» **Task goal**
Rewrite the material below, changing every "sidebar-item-label" to "sidebar-label" and leaving everything else untouched.

» **Data supplied**
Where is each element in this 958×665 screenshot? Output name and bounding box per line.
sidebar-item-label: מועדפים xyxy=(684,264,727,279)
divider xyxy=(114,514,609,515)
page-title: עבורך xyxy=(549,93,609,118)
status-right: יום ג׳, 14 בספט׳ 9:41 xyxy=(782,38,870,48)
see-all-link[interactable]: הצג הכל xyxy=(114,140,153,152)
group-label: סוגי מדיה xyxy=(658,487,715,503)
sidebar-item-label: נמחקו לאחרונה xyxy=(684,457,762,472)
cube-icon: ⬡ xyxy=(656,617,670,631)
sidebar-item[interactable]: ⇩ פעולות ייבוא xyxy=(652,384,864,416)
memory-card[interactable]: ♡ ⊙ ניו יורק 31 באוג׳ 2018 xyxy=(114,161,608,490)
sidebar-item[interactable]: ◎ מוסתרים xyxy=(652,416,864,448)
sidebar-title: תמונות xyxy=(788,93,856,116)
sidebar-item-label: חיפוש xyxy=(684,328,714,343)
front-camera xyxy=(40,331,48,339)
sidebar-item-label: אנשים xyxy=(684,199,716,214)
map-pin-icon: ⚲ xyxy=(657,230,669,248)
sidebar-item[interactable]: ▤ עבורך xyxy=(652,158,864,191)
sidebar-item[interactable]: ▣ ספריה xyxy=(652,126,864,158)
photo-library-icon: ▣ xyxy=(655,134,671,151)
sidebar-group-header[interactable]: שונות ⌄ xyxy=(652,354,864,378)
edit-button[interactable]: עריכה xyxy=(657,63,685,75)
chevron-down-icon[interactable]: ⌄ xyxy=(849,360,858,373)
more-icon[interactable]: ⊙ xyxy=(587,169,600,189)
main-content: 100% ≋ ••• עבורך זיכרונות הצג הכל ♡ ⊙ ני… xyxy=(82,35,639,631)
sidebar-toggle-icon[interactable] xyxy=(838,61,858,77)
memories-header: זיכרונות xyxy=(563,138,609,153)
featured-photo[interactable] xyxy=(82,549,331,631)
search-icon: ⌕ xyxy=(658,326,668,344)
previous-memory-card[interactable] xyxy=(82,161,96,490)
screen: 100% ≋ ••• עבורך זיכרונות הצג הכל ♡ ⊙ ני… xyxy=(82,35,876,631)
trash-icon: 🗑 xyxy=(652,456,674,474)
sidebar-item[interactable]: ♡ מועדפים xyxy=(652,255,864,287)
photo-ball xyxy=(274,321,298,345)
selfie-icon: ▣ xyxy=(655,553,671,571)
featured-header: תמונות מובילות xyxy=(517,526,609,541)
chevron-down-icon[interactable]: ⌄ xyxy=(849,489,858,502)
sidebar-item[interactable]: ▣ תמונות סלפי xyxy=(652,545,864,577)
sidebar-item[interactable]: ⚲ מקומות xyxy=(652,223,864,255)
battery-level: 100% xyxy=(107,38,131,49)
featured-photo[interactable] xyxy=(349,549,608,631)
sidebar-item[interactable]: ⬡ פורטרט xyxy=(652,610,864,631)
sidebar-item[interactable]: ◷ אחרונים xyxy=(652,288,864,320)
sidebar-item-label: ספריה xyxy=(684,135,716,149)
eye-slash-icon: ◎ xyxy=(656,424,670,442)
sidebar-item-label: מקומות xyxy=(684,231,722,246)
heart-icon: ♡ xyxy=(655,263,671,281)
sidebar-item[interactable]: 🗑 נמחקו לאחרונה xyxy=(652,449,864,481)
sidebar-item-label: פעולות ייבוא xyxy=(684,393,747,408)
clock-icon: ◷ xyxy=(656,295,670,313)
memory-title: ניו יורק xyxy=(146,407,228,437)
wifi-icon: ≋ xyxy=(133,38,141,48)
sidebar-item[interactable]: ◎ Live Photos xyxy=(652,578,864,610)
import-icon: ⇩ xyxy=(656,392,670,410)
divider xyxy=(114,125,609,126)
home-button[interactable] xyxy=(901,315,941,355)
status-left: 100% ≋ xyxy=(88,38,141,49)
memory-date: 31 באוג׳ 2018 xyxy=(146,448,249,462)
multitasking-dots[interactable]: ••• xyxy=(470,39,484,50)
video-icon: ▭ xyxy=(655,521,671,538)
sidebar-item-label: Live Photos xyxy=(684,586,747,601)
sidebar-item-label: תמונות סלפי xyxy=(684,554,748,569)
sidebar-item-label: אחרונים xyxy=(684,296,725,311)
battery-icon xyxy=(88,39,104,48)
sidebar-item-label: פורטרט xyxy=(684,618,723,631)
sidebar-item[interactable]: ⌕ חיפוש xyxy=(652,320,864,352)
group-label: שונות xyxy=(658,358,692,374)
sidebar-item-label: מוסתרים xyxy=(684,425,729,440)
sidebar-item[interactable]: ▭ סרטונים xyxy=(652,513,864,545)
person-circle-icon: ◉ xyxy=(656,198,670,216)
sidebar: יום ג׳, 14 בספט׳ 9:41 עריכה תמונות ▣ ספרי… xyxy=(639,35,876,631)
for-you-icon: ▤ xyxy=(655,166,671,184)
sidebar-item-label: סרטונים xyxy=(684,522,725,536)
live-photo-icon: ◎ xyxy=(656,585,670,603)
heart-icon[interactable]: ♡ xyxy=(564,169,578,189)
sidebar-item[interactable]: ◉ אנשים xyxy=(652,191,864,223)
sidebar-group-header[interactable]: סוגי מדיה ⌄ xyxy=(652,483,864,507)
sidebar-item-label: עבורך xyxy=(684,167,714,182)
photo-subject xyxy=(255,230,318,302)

» **Exercise output**
Where is each element in this 958×665 screenshot? Output name and bounding box per line.
sidebar-label: מועדפים xyxy=(684,264,727,279)
divider xyxy=(114,514,609,515)
page-title: עבורך xyxy=(549,93,609,118)
status-right: יום ג׳, 14 בספט׳ 9:41 xyxy=(782,38,870,48)
see-all-link[interactable]: הצג הכל xyxy=(114,140,153,152)
group-label: סוגי מדיה xyxy=(658,487,715,503)
sidebar-label: נמחקו לאחרונה xyxy=(684,457,762,472)
cube-icon: ⬡ xyxy=(656,617,670,631)
sidebar-item[interactable]: ⇩ פעולות ייבוא xyxy=(652,384,864,416)
memory-card[interactable]: ♡ ⊙ ניו יורק 31 באוג׳ 2018 xyxy=(114,161,608,490)
sidebar-item[interactable]: ◎ מוסתרים xyxy=(652,416,864,448)
sidebar-title: תמונות xyxy=(788,93,856,116)
sidebar-label: חיפוש xyxy=(684,328,714,343)
front-camera xyxy=(40,331,48,339)
sidebar-label: אנשים xyxy=(684,199,716,214)
map-pin-icon: ⚲ xyxy=(657,230,669,248)
sidebar-item[interactable]: ▤ עבורך xyxy=(652,158,864,191)
sidebar-item[interactable]: ▣ ספריה xyxy=(652,126,864,158)
photo-library-icon: ▣ xyxy=(655,134,671,151)
sidebar-group-header[interactable]: שונות ⌄ xyxy=(652,354,864,378)
edit-button[interactable]: עריכה xyxy=(657,63,685,75)
chevron-down-icon[interactable]: ⌄ xyxy=(849,360,858,373)
more-icon[interactable]: ⊙ xyxy=(587,169,600,189)
main-content: 100% ≋ ••• עבורך זיכרונות הצג הכל ♡ ⊙ ני… xyxy=(82,35,639,631)
sidebar-toggle-icon[interactable] xyxy=(838,61,858,77)
memories-header: זיכרונות xyxy=(563,138,609,153)
featured-photo[interactable] xyxy=(82,549,331,631)
search-icon: ⌕ xyxy=(658,326,668,344)
previous-memory-card[interactable] xyxy=(82,161,96,490)
screen: 100% ≋ ••• עבורך זיכרונות הצג הכל ♡ ⊙ ני… xyxy=(82,35,876,631)
trash-icon: 🗑 xyxy=(652,456,674,474)
sidebar-item[interactable]: ♡ מועדפים xyxy=(652,255,864,287)
photo-ball xyxy=(274,321,298,345)
selfie-icon: ▣ xyxy=(655,553,671,571)
featured-header: תמונות מובילות xyxy=(517,526,609,541)
chevron-down-icon[interactable]: ⌄ xyxy=(849,489,858,502)
sidebar-item[interactable]: ▣ תמונות סלפי xyxy=(652,545,864,577)
sidebar-item[interactable]: ⚲ מקומות xyxy=(652,223,864,255)
battery-level: 100% xyxy=(107,38,131,49)
featured-photo[interactable] xyxy=(349,549,608,631)
sidebar-item[interactable]: ⬡ פורטרט xyxy=(652,610,864,631)
sidebar-item[interactable]: ◷ אחרונים xyxy=(652,288,864,320)
sidebar-label: ספריה xyxy=(684,135,716,149)
eye-slash-icon: ◎ xyxy=(656,424,670,442)
sidebar-label: מקומות xyxy=(684,231,722,246)
heart-icon: ♡ xyxy=(655,263,671,281)
sidebar-item[interactable]: 🗑 נמחקו לאחרונה xyxy=(652,449,864,481)
sidebar-label: פעולות ייבוא xyxy=(684,393,747,408)
clock-icon: ◷ xyxy=(656,295,670,313)
memory-title: ניו יורק xyxy=(146,407,228,437)
wifi-icon: ≋ xyxy=(133,38,141,48)
sidebar-item[interactable]: ◎ Live Photos xyxy=(652,578,864,610)
import-icon: ⇩ xyxy=(656,392,670,410)
divider xyxy=(114,125,609,126)
home-button[interactable] xyxy=(901,315,941,355)
status-left: 100% ≋ xyxy=(88,38,141,49)
memory-date: 31 באוג׳ 2018 xyxy=(146,448,249,462)
multitasking-dots[interactable]: ••• xyxy=(470,39,484,50)
video-icon: ▭ xyxy=(655,521,671,538)
sidebar-label: Live Photos xyxy=(684,586,747,601)
sidebar-label: תמונות סלפי xyxy=(684,554,748,569)
sidebar-label: אחרונים xyxy=(684,296,725,311)
battery-icon xyxy=(88,39,104,48)
sidebar-label: פורטרט xyxy=(684,618,723,631)
sidebar-item[interactable]: ⌕ חיפוש xyxy=(652,320,864,352)
group-label: שונות xyxy=(658,358,692,374)
sidebar-label: מוסתרים xyxy=(684,425,729,440)
sidebar-item[interactable]: ▭ סרטונים xyxy=(652,513,864,545)
person-circle-icon: ◉ xyxy=(656,198,670,216)
sidebar: יום ג׳, 14 בספט׳ 9:41 עריכה תמונות ▣ ספרי… xyxy=(639,35,876,631)
for-you-icon: ▤ xyxy=(655,166,671,184)
sidebar-label: סרטונים xyxy=(684,522,725,536)
live-photo-icon: ◎ xyxy=(656,585,670,603)
heart-icon[interactable]: ♡ xyxy=(564,169,578,189)
sidebar-item[interactable]: ◉ אנשים xyxy=(652,191,864,223)
sidebar-group-header[interactable]: סוגי מדיה ⌄ xyxy=(652,483,864,507)
sidebar-label: עבורך xyxy=(684,167,714,182)
photo-subject xyxy=(255,230,318,302)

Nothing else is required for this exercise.